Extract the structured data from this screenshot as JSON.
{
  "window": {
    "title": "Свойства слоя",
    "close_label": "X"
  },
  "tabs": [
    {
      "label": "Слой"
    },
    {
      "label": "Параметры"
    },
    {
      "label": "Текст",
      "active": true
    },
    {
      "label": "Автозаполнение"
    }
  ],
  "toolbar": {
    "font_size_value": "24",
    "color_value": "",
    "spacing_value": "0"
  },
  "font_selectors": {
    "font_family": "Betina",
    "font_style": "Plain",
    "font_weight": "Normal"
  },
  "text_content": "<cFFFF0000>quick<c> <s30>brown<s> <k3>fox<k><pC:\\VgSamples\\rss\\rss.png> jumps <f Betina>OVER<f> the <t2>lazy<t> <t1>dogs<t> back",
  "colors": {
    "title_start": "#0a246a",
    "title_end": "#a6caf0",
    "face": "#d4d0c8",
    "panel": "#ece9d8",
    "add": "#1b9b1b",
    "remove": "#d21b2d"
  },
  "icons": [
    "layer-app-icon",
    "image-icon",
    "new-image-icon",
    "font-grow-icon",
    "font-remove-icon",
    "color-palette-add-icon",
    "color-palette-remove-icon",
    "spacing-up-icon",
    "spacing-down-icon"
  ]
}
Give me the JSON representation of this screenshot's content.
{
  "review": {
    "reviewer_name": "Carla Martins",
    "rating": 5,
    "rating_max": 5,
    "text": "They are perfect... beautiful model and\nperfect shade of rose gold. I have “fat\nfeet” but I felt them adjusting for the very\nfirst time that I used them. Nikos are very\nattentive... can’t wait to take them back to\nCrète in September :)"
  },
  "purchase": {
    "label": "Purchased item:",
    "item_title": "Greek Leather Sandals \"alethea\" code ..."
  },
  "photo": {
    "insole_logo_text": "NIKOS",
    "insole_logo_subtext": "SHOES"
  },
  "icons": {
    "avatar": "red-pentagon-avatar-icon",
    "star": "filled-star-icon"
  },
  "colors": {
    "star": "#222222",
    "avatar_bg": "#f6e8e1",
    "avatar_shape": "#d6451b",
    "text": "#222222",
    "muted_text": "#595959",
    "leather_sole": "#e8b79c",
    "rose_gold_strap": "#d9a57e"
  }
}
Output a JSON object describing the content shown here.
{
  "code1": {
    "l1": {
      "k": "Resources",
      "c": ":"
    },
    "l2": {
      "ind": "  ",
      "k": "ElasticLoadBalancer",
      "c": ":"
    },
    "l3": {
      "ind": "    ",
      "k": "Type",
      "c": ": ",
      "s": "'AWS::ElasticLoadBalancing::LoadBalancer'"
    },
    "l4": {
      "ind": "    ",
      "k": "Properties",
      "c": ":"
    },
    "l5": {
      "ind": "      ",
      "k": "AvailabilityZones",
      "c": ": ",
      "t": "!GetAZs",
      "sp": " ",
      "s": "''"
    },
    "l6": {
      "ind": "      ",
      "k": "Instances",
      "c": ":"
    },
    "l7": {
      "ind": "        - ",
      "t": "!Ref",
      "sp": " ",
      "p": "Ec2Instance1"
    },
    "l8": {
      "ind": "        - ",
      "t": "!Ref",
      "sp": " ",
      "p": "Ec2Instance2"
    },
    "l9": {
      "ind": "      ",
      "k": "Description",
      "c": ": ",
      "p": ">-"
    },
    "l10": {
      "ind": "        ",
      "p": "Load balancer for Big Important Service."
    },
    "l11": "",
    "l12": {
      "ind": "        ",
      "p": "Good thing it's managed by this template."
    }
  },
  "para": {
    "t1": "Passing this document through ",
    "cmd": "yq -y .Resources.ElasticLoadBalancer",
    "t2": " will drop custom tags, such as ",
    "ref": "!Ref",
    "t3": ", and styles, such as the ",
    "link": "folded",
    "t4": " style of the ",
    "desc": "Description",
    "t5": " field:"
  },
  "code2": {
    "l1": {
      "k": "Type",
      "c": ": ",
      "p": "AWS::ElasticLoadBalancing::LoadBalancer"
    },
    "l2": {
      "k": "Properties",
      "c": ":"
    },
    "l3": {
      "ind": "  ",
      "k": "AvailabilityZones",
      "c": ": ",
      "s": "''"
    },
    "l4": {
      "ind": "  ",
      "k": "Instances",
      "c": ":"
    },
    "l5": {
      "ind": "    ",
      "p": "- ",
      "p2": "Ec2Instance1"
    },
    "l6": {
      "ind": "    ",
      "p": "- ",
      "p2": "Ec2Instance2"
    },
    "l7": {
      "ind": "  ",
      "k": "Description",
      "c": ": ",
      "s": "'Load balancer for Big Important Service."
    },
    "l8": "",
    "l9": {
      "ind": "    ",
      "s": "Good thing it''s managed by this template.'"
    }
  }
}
──────────
**Goal of the exercise:** Give the entries again in full, exactly as they are written.

**Expected answer:**
Extract the structured data from this screenshot as JSON.
{
  "window": {
    "title": "Свойства слоя",
    "close_label": "X"
  },
  "tabs": [
    {
      "label": "Слой"
    },
    {
      "label": "Параметры"
    },
    {
      "label": "Текст",
      "active": true
    },
    {
      "label": "Автозаполнение"
    }
  ],
  "toolbar": {
    "font_size_value": "24",
    "color_value": "",
    "spacing_value": "0"
  },
  "font_selectors": {
    "font_family": "Betina",
    "font_style": "Plain",
    "font_weight": "Normal"
  },
  "text_content": "<cFFFF0000>quick<c> <s30>brown<s> <k3>fox<k><pC:\\VgSamples\\rss\\rss.png> jumps <f Betina>OVER<f> the <t2>lazy<t> <t1>dogs<t> back",
  "colors": {
    "title_start": "#0a246a",
    "title_end": "#a6caf0",
    "face": "#d4d0c8",
    "panel": "#ece9d8",
    "add": "#1b9b1b",
    "remove": "#d21b2d"
  },
  "icons": [
    "layer-app-icon",
    "image-icon",
    "new-image-icon",
    "font-grow-icon",
    "font-remove-icon",
    "color-palette-add-icon",
    "color-palette-remove-icon",
    "spacing-up-icon",
    "spacing-down-icon"
  ]
}
Give me the JSON representation of this screenshot's content.
{
  "review": {
    "reviewer_name": "Carla Martins",
    "rating": 5,
    "rating_max": 5,
    "text": "They are perfect... beautiful model and\nperfect shade of rose gold. I have “fat\nfeet” but I felt them adjusting for the very\nfirst time that I used them. Nikos are very\nattentive... can’t wait to take them back to\nCrète in September :)"
  },
  "purchase": {
    "label": "Purchased item:",
    "item_title": "Greek Leather Sandals \"alethea\" code ..."
  },
  "photo": {
    "insole_logo_text": "NIKOS",
    "insole_logo_subtext": "SHOES"
  },
  "icons": {
    "avatar": "red-pentagon-avatar-icon",
    "star": "filled-star-icon"
  },
  "colors": {
    "star": "#222222",
    "avatar_bg": "#f6e8e1",
    "avatar_shape": "#d6451b",
    "text": "#222222",
    "muted_text": "#595959",
    "leather_sole": "#e8b79c",
    "rose_gold_strap": "#d9a57e"
  }
}
Output a JSON object describing the content shown here.
{
  "code1": {
    "l1": {
      "k": "Resources",
      "c": ":"
    },
    "l2": {
      "ind": "  ",
      "k": "ElasticLoadBalancer",
      "c": ":"
    },
    "l3": {
      "ind": "    ",
      "k": "Type",
      "c": ": ",
      "s": "'AWS::ElasticLoadBalancing::LoadBalancer'"
    },
    "l4": {
      "ind": "    ",
      "k": "Properties",
      "c": ":"
    },
    "l5": {
      "ind": "      ",
      "k": "AvailabilityZones",
      "c": ": ",
      "t": "!GetAZs",
      "sp": " ",
      "s": "''"
    },
    "l6": {
      "ind": "      ",
      "k": "Instances",
      "c": ":"
    },
    "l7": {
      "ind": "        - ",
      "t": "!Ref",
      "sp": " ",
      "p": "Ec2Instance1"
    },
    "l8": {
      "ind": "        - ",
      "t": "!Ref",
      "sp": " ",
      "p": "Ec2Instance2"
    },
    "l9": {
      "ind": "      ",
      "k": "Description",
      "c": ": ",
      "p": ">-"
    },
    "l10": {
      "ind": "        ",
      "p": "Load balancer for Big Important Service."
    },
    "l11": "",
    "l12": {
      "ind": "        ",
      "p": "Good thing it's managed by this template."
    }
  },
  "para": {
    "t1": "Passing this document through ",
    "cmd": "yq -y .Resources.ElasticLoadBalancer",
    "t2": " will drop custom tags, such as ",
    "ref": "!Ref",
    "t3": ", and styles, such as the ",
    "link": "folded",
    "t4": " style of the ",
    "desc": "Description",
    "t5": " field:"
  },
  "code2": {
    "l1": {
      "k": "Type",
      "c": ": ",
      "p": "AWS::ElasticLoadBalancing::LoadBalancer"
    },
    "l2": {
      "k": "Properties",
      "c": ":"
    },
    "l3": {
      "ind": "  ",
      "k": "AvailabilityZones",
      "c": ": ",
      "s": "''"
    },
    "l4": {
      "ind": "  ",
      "k": "Instances",
      "c": ":"
    },
    "l5": {
      "ind": "    ",
      "p": "- ",
      "p2": "Ec2Instance1"
    },
    "l6": {
      "ind": "    ",
      "p": "- ",
      "p2": "Ec2Instance2"
    },
    "l7": {
      "ind": "  ",
      "k": "Description",
      "c": ": ",
      "s": "'Load balancer for Big Important Service."
    },
    "l8": "",
    "l9": {
      "ind": "    ",
      "s": "Good thing it''s managed by this template.'"
    }
  }
}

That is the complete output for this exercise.